** Begin SOURCE EXCERPT **

In 1925 AT&T founded their research and development department, Bell Telephone Laboratories. That same year, Western Electric conducted the first electrical recording session using microphones to convert acoustic energy into voltage and feeding that voltage to the cutting lathe. Adding a circuit path on the way to the needle opened up the possibility of processing the audio signal. Soon, Bell Labs engineers Joseph P. Maxwell and Henry C. Harrison found a use for equalization in phonograph recordings. By 1926 they had already recognized that equalization would be a great way to counteract low-frequency over-modulation, which lead to overlapping grooves being cut into Western Electric discs. They devised a system where low frequencies below 250 Hz would be attenuated on their way to the recording head. A complimentary low frequency boost would be added to the circuits of a consumer’s player which would restore the low frequencies to their natural level during playback.

This concept is known as pre-emphasis and de-emphasis, and would eventually develop, seeing high frequencies also boosted during recording, and attenuated during playback. This became common in the record industry and before long, engineers were trying the same thing in sound movie theaters. In the 1930’s, John Volkmann, working for RCA, had created an independent equalization device which is recognized as the first operator-variable equalizer. His tool, featuring a set of selectable frequencies with boosts and cuts was designed to improve the sound of playback equipment in various movie theaters.

** End SOURCE EXCERPT **
** Begin DATASET EXCERPT **

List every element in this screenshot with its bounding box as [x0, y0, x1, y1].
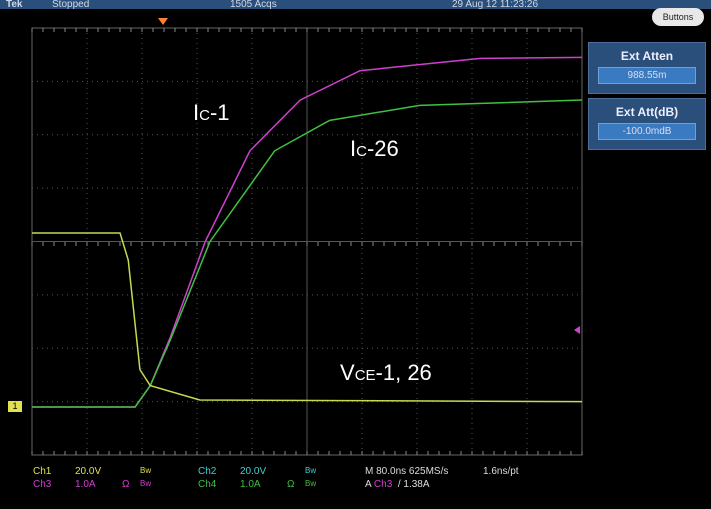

** End DATASET EXCERPT **

INSTRUCTIONS
1. Name every company or organization mentioned in the text on the early history of audio equalization.
2. Extend the text on the early history of audio equalization with a passage that follows its final sentence.

THE RESULTS
1.
- AT&T
- Bell Telephone Laboratories (Bell Labs)
- Western Electric
- RCA

2.
RCA, Bell Labs, Langevin, and Cinema Engineering would continue to develop standalone equalizers which would be used not only for reproduction in theaters, but throughout production and post production of films. These tools would become commonplace in music recording studios and radio broadcasting facilities as well, with notable contributions like the Pultec EQP-1 passive equalizer coming into the fold as early as 1951. The flavor of its active counterpart the EQP-1A is still one of the most popular program EQ’s today. In 1952 P.J. Baxandall published his paper “Negative-Feedback Tone Control” in which he introduced his circuit providing bass and treble increases and decreases using only potentiometers, and not switches, to shift from boosts to cuts. The smooth musical equalization curves Baxandall created would later be captured by the Dangerous Music BAX EQ.

This idea of different equalizers having their own unique flavors would define research and development in the late sixties and early seventies. In this era, recording consoles were custom-built for studios, each one catering to the desires of house engineers. Because of this, different studios each had their own unique sound. By 1967, Saul Walker introduced the API 550A equalizer, whose bandwidth is inherently altered relative to the amount of signal boosted. This EQ, like others of its time featured a fixed selection of frequencies, and variable boost or cut controls at those frequencies.

At the same time Bob Meushaw was developing an equalizer that was not limited to frequency presets, but instead offered infinitely sweepable frequencies within a certain range. His friend George Massenburg would further this idea, incorporating a fully “parametric” equalizer into a console designed for ITI Studios in Maryland. This design, though somewhat noisy, was the first to feature fully-sweepable frequency, gain, and dedicated bandwidth controls for equalization bands. Massenburg would continue to improve upon this design with his GML equalizers. Now, countless modular equalizers and console EQ’s feature different flavors and option based on these classic designs.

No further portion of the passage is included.